» Written exercise
Transcribe the records in full, keeping every character as it is.

* START Input records *

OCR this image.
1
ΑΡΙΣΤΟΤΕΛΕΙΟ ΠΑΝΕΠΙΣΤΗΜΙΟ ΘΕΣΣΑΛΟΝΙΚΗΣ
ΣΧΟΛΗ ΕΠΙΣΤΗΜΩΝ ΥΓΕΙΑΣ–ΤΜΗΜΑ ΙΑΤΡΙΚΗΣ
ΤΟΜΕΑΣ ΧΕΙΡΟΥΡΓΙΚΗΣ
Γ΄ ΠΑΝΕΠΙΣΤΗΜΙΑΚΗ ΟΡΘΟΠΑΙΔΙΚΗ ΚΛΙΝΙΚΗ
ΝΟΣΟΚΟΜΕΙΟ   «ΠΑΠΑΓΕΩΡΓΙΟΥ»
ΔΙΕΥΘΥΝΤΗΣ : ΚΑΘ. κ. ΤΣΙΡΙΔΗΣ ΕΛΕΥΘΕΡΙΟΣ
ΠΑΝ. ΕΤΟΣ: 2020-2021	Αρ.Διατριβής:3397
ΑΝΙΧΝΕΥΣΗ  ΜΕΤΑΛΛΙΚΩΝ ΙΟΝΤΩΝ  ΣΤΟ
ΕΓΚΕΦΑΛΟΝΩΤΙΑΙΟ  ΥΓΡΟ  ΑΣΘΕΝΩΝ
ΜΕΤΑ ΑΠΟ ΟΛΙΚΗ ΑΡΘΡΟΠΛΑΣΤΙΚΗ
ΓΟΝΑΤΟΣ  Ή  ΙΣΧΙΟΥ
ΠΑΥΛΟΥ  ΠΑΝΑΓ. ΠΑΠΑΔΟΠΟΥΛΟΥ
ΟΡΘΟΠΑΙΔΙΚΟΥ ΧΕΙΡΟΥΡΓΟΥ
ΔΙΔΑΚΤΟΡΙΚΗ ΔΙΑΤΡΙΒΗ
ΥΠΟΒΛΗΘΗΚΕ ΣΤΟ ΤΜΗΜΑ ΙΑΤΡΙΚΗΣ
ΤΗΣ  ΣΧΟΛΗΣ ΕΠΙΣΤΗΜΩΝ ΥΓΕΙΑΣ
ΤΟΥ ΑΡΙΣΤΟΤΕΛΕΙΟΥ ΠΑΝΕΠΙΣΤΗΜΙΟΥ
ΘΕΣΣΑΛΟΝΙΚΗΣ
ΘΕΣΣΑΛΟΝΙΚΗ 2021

* END Input records *

» Output for this task
OCR this image.
1
ΑΡΙΣΤΟΤΕΛΕΙΟ ΠΑΝΕΠΙΣΤΗΜΙΟ ΘΕΣΣΑΛΟΝΙΚΗΣ
ΣΧΟΛΗ ΕΠΙΣΤΗΜΩΝ ΥΓΕΙΑΣ–ΤΜΗΜΑ ΙΑΤΡΙΚΗΣ
ΤΟΜΕΑΣ ΧΕΙΡΟΥΡΓΙΚΗΣ
Γ΄ ΠΑΝΕΠΙΣΤΗΜΙΑΚΗ ΟΡΘΟΠΑΙΔΙΚΗ ΚΛΙΝΙΚΗ
ΝΟΣΟΚΟΜΕΙΟ   «ΠΑΠΑΓΕΩΡΓΙΟΥ»
ΔΙΕΥΘΥΝΤΗΣ : ΚΑΘ. κ. ΤΣΙΡΙΔΗΣ ΕΛΕΥΘΕΡΙΟΣ
ΠΑΝ. ΕΤΟΣ: 2020-2021	Αρ.Διατριβής:3397
ΑΝΙΧΝΕΥΣΗ  ΜΕΤΑΛΛΙΚΩΝ ΙΟΝΤΩΝ  ΣΤΟ
ΕΓΚΕΦΑΛΟΝΩΤΙΑΙΟ  ΥΓΡΟ  ΑΣΘΕΝΩΝ
ΜΕΤΑ ΑΠΟ ΟΛΙΚΗ ΑΡΘΡΟΠΛΑΣΤΙΚΗ
ΓΟΝΑΤΟΣ  Ή  ΙΣΧΙΟΥ
ΠΑΥΛΟΥ  ΠΑΝΑΓ. ΠΑΠΑΔΟΠΟΥΛΟΥ
ΟΡΘΟΠΑΙΔΙΚΟΥ ΧΕΙΡΟΥΡΓΟΥ
ΔΙΔΑΚΤΟΡΙΚΗ ΔΙΑΤΡΙΒΗ
ΥΠΟΒΛΗΘΗΚΕ ΣΤΟ ΤΜΗΜΑ ΙΑΤΡΙΚΗΣ
ΤΗΣ  ΣΧΟΛΗΣ ΕΠΙΣΤΗΜΩΝ ΥΓΕΙΑΣ
ΤΟΥ ΑΡΙΣΤΟΤΕΛΕΙΟΥ ΠΑΝΕΠΙΣΤΗΜΙΟΥ
ΘΕΣΣΑΛΟΝΙΚΗΣ
ΘΕΣΣΑΛΟΝΙΚΗ 2021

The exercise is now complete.